→ **Record extracts**:
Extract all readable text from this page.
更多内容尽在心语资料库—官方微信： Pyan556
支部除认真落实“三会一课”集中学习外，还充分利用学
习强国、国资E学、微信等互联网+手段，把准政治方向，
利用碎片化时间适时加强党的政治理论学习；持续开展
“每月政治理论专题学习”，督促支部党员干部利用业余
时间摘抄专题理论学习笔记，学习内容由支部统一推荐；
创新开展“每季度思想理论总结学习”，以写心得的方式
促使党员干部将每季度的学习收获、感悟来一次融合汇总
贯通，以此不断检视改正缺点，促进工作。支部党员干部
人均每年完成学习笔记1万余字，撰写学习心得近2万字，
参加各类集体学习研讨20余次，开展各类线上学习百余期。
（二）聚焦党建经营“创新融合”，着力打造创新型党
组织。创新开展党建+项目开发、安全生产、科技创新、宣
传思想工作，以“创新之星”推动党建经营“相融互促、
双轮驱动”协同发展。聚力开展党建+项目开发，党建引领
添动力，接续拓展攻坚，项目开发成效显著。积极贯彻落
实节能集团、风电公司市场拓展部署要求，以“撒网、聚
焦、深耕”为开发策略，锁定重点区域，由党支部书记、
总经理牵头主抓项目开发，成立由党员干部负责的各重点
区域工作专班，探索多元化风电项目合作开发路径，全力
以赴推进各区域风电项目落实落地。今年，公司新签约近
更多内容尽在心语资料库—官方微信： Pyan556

→ **Description of the task**: Please restate the data word for word, every record included.

→ **Completed task**:
Extract all readable text from this page.
更多内容尽在心语资料库—官方微信： Pyan556
支部除认真落实“三会一课”集中学习外，还充分利用学
习强国、国资E学、微信等互联网+手段，把准政治方向，
利用碎片化时间适时加强党的政治理论学习；持续开展
“每月政治理论专题学习”，督促支部党员干部利用业余
时间摘抄专题理论学习笔记，学习内容由支部统一推荐；
创新开展“每季度思想理论总结学习”，以写心得的方式
促使党员干部将每季度的学习收获、感悟来一次融合汇总
贯通，以此不断检视改正缺点，促进工作。支部党员干部
人均每年完成学习笔记1万余字，撰写学习心得近2万字，
参加各类集体学习研讨20余次，开展各类线上学习百余期。
（二）聚焦党建经营“创新融合”，着力打造创新型党
组织。创新开展党建+项目开发、安全生产、科技创新、宣
传思想工作，以“创新之星”推动党建经营“相融互促、
双轮驱动”协同发展。聚力开展党建+项目开发，党建引领
添动力，接续拓展攻坚，项目开发成效显著。积极贯彻落
实节能集团、风电公司市场拓展部署要求，以“撒网、聚
焦、深耕”为开发策略，锁定重点区域，由党支部书记、
总经理牵头主抓项目开发，成立由党员干部负责的各重点
区域工作专班，探索多元化风电项目合作开发路径，全力
以赴推进各区域风电项目落实落地。今年，公司新签约近
更多内容尽在心语资料库—官方微信： Pyan556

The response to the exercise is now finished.